» **Exercise brief**:
Output the entries below exactly as written, omitting pictures.

» **Dataset records**:
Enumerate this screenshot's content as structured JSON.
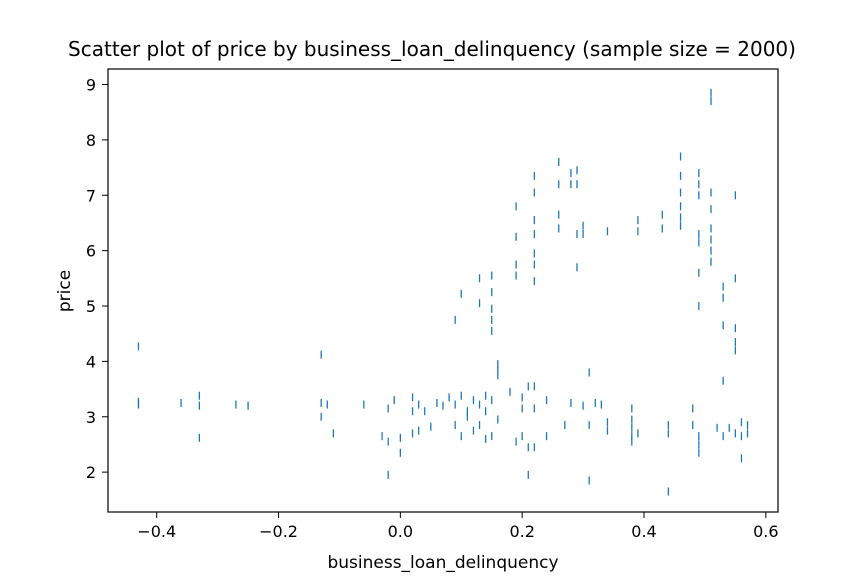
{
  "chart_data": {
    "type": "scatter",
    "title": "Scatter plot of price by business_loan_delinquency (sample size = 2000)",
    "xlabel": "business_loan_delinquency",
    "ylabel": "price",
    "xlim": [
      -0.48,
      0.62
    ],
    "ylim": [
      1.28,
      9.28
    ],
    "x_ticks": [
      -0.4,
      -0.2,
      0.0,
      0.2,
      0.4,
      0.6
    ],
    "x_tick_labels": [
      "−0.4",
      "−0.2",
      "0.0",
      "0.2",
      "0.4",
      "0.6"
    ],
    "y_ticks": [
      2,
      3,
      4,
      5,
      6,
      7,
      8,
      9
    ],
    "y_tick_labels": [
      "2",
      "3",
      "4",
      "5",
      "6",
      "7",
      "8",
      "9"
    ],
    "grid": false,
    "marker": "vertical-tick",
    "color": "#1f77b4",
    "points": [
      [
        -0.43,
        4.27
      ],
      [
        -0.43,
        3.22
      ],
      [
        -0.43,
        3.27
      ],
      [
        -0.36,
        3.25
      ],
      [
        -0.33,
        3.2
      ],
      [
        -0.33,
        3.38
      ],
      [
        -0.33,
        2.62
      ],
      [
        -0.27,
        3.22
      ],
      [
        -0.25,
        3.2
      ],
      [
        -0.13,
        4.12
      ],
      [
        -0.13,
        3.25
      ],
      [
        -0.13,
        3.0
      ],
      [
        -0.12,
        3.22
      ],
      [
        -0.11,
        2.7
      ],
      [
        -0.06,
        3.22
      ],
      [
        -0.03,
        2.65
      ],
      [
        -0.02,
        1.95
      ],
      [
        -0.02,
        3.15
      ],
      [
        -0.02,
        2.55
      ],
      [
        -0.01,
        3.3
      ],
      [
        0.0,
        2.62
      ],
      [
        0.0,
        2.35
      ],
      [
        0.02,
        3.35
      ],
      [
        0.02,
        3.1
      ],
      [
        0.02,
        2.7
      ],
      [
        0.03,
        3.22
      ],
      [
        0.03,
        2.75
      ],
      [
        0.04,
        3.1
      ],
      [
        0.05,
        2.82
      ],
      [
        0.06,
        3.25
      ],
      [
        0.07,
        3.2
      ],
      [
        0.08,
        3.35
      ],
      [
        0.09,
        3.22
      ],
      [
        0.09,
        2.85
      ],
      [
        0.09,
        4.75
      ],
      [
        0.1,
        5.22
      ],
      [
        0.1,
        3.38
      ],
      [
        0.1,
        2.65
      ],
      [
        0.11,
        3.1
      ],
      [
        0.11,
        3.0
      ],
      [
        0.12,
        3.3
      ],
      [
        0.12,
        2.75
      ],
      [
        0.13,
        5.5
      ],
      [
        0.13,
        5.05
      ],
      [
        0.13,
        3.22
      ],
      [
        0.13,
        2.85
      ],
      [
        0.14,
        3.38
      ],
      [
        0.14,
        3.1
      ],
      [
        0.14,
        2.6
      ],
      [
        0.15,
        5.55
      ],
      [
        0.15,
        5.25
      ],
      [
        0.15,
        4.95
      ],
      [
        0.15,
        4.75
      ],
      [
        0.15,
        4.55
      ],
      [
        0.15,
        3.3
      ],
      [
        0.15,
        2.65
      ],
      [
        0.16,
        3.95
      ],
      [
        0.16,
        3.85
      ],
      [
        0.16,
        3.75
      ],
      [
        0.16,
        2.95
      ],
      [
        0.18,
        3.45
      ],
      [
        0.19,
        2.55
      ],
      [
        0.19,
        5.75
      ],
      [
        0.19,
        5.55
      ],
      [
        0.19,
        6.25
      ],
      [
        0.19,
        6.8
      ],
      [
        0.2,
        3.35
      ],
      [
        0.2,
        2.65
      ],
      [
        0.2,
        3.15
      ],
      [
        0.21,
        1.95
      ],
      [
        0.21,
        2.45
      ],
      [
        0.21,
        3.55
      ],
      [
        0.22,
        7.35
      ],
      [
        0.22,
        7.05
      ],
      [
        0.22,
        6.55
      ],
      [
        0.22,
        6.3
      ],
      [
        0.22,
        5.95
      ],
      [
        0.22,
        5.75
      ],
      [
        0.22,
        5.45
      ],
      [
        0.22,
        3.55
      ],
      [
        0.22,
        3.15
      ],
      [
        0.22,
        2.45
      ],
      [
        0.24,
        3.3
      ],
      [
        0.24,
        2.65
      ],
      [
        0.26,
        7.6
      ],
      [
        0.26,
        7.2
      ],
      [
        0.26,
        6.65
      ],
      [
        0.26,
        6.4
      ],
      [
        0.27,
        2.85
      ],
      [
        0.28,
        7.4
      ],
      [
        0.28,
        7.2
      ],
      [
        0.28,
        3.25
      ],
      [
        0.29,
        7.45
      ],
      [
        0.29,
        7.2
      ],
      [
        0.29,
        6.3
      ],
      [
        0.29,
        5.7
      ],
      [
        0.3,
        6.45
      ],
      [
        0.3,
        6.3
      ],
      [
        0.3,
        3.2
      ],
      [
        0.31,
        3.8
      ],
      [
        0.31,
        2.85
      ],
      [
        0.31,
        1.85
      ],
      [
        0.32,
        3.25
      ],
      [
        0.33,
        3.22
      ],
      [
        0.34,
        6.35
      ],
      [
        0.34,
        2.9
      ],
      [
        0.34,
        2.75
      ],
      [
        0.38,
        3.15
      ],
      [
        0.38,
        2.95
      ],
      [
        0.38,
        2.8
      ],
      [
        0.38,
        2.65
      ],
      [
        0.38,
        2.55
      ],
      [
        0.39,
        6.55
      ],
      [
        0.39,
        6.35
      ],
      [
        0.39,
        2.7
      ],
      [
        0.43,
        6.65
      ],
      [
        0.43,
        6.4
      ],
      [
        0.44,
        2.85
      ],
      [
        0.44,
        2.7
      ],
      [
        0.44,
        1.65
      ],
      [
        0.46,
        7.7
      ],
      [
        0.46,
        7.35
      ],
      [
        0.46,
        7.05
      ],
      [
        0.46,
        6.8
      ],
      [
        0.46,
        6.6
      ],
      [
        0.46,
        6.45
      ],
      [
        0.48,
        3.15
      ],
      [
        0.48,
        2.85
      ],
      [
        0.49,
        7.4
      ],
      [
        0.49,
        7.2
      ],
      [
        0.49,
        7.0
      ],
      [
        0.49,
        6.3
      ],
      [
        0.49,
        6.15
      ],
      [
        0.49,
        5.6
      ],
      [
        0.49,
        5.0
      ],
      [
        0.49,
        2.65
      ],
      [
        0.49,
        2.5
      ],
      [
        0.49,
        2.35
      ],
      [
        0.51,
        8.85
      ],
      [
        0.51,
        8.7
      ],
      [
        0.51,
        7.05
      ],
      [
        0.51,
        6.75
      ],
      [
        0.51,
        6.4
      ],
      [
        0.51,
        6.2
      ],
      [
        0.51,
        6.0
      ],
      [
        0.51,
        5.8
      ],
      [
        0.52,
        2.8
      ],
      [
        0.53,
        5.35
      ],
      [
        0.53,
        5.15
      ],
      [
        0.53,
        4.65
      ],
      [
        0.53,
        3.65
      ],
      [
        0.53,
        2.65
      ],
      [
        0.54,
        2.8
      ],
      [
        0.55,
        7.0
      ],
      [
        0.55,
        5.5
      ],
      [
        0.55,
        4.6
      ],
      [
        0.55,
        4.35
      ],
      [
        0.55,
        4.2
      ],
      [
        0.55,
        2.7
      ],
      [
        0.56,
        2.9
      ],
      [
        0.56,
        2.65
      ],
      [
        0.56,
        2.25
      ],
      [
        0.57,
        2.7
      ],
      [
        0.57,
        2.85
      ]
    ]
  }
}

» **Written response**:
Enumerate this screenshot's content as structured JSON.
{
  "chart_data": {
    "type": "scatter",
    "title": "Scatter plot of price by business_loan_delinquency (sample size = 2000)",
    "xlabel": "business_loan_delinquency",
    "ylabel": "price",
    "xlim": [
      -0.48,
      0.62
    ],
    "ylim": [
      1.28,
      9.28
    ],
    "x_ticks": [
      -0.4,
      -0.2,
      0.0,
      0.2,
      0.4,
      0.6
    ],
    "x_tick_labels": [
      "−0.4",
      "−0.2",
      "0.0",
      "0.2",
      "0.4",
      "0.6"
    ],
    "y_ticks": [
      2,
      3,
      4,
      5,
      6,
      7,
      8,
      9
    ],
    "y_tick_labels": [
      "2",
      "3",
      "4",
      "5",
      "6",
      "7",
      "8",
      "9"
    ],
    "grid": false,
    "marker": "vertical-tick",
    "color": "#1f77b4",
    "points": [
      [
        -0.43,
        4.27
      ],
      [
        -0.43,
        3.22
      ],
      [
        -0.43,
        3.27
      ],
      [
        -0.36,
        3.25
      ],
      [
        -0.33,
        3.2
      ],
      [
        -0.33,
        3.38
      ],
      [
        -0.33,
        2.62
      ],
      [
        -0.27,
        3.22
      ],
      [
        -0.25,
        3.2
      ],
      [
        -0.13,
        4.12
      ],
      [
        -0.13,
        3.25
      ],
      [
        -0.13,
        3.0
      ],
      [
        -0.12,
        3.22
      ],
      [
        -0.11,
        2.7
      ],
      [
        -0.06,
        3.22
      ],
      [
        -0.03,
        2.65
      ],
      [
        -0.02,
        1.95
      ],
      [
        -0.02,
        3.15
      ],
      [
        -0.02,
        2.55
      ],
      [
        -0.01,
        3.3
      ],
      [
        0.0,
        2.62
      ],
      [
        0.0,
        2.35
      ],
      [
        0.02,
        3.35
      ],
      [
        0.02,
        3.1
      ],
      [
        0.02,
        2.7
      ],
      [
        0.03,
        3.22
      ],
      [
        0.03,
        2.75
      ],
      [
        0.04,
        3.1
      ],
      [
        0.05,
        2.82
      ],
      [
        0.06,
        3.25
      ],
      [
        0.07,
        3.2
      ],
      [
        0.08,
        3.35
      ],
      [
        0.09,
        3.22
      ],
      [
        0.09,
        2.85
      ],
      [
        0.09,
        4.75
      ],
      [
        0.1,
        5.22
      ],
      [
        0.1,
        3.38
      ],
      [
        0.1,
        2.65
      ],
      [
        0.11,
        3.1
      ],
      [
        0.11,
        3.0
      ],
      [
        0.12,
        3.3
      ],
      [
        0.12,
        2.75
      ],
      [
        0.13,
        5.5
      ],
      [
        0.13,
        5.05
      ],
      [
        0.13,
        3.22
      ],
      [
        0.13,
        2.85
      ],
      [
        0.14,
        3.38
      ],
      [
        0.14,
        3.1
      ],
      [
        0.14,
        2.6
      ],
      [
        0.15,
        5.55
      ],
      [
        0.15,
        5.25
      ],
      [
        0.15,
        4.95
      ],
      [
        0.15,
        4.75
      ],
      [
        0.15,
        4.55
      ],
      [
        0.15,
        3.3
      ],
      [
        0.15,
        2.65
      ],
      [
        0.16,
        3.95
      ],
      [
        0.16,
        3.85
      ],
      [
        0.16,
        3.75
      ],
      [
        0.16,
        2.95
      ],
      [
        0.18,
        3.45
      ],
      [
        0.19,
        2.55
      ],
      [
        0.19,
        5.75
      ],
      [
        0.19,
        5.55
      ],
      [
        0.19,
        6.25
      ],
      [
        0.19,
        6.8
      ],
      [
        0.2,
        3.35
      ],
      [
        0.2,
        2.65
      ],
      [
        0.2,
        3.15
      ],
      [
        0.21,
        1.95
      ],
      [
        0.21,
        2.45
      ],
      [
        0.21,
        3.55
      ],
      [
        0.22,
        7.35
      ],
      [
        0.22,
        7.05
      ],
      [
        0.22,
        6.55
      ],
      [
        0.22,
        6.3
      ],
      [
        0.22,
        5.95
      ],
      [
        0.22,
        5.75
      ],
      [
        0.22,
        5.45
      ],
      [
        0.22,
        3.55
      ],
      [
        0.22,
        3.15
      ],
      [
        0.22,
        2.45
      ],
      [
        0.24,
        3.3
      ],
      [
        0.24,
        2.65
      ],
      [
        0.26,
        7.6
      ],
      [
        0.26,
        7.2
      ],
      [
        0.26,
        6.65
      ],
      [
        0.26,
        6.4
      ],
      [
        0.27,
        2.85
      ],
      [
        0.28,
        7.4
      ],
      [
        0.28,
        7.2
      ],
      [
        0.28,
        3.25
      ],
      [
        0.29,
        7.45
      ],
      [
        0.29,
        7.2
      ],
      [
        0.29,
        6.3
      ],
      [
        0.29,
        5.7
      ],
      [
        0.3,
        6.45
      ],
      [
        0.3,
        6.3
      ],
      [
        0.3,
        3.2
      ],
      [
        0.31,
        3.8
      ],
      [
        0.31,
        2.85
      ],
      [
        0.31,
        1.85
      ],
      [
        0.32,
        3.25
      ],
      [
        0.33,
        3.22
      ],
      [
        0.34,
        6.35
      ],
      [
        0.34,
        2.9
      ],
      [
        0.34,
        2.75
      ],
      [
        0.38,
        3.15
      ],
      [
        0.38,
        2.95
      ],
      [
        0.38,
        2.8
      ],
      [
        0.38,
        2.65
      ],
      [
        0.38,
        2.55
      ],
      [
        0.39,
        6.55
      ],
      [
        0.39,
        6.35
      ],
      [
        0.39,
        2.7
      ],
      [
        0.43,
        6.65
      ],
      [
        0.43,
        6.4
      ],
      [
        0.44,
        2.85
      ],
      [
        0.44,
        2.7
      ],
      [
        0.44,
        1.65
      ],
      [
        0.46,
        7.7
      ],
      [
        0.46,
        7.35
      ],
      [
        0.46,
        7.05
      ],
      [
        0.46,
        6.8
      ],
      [
        0.46,
        6.6
      ],
      [
        0.46,
        6.45
      ],
      [
        0.48,
        3.15
      ],
      [
        0.48,
        2.85
      ],
      [
        0.49,
        7.4
      ],
      [
        0.49,
        7.2
      ],
      [
        0.49,
        7.0
      ],
      [
        0.49,
        6.3
      ],
      [
        0.49,
        6.15
      ],
      [
        0.49,
        5.6
      ],
      [
        0.49,
        5.0
      ],
      [
        0.49,
        2.65
      ],
      [
        0.49,
        2.5
      ],
      [
        0.49,
        2.35
      ],
      [
        0.51,
        8.85
      ],
      [
        0.51,
        8.7
      ],
      [
        0.51,
        7.05
      ],
      [
        0.51,
        6.75
      ],
      [
        0.51,
        6.4
      ],
      [
        0.51,
        6.2
      ],
      [
        0.51,
        6.0
      ],
      [
        0.51,
        5.8
      ],
      [
        0.52,
        2.8
      ],
      [
        0.53,
        5.35
      ],
      [
        0.53,
        5.15
      ],
      [
        0.53,
        4.65
      ],
      [
        0.53,
        3.65
      ],
      [
        0.53,
        2.65
      ],
      [
        0.54,
        2.8
      ],
      [
        0.55,
        7.0
      ],
      [
        0.55,
        5.5
      ],
      [
        0.55,
        4.6
      ],
      [
        0.55,
        4.35
      ],
      [
        0.55,
        4.2
      ],
      [
        0.55,
        2.7
      ],
      [
        0.56,
        2.9
      ],
      [
        0.56,
        2.65
      ],
      [
        0.56,
        2.25
      ],
      [
        0.57,
        2.7
      ],
      [
        0.57,
        2.85
      ]
    ]
  }
}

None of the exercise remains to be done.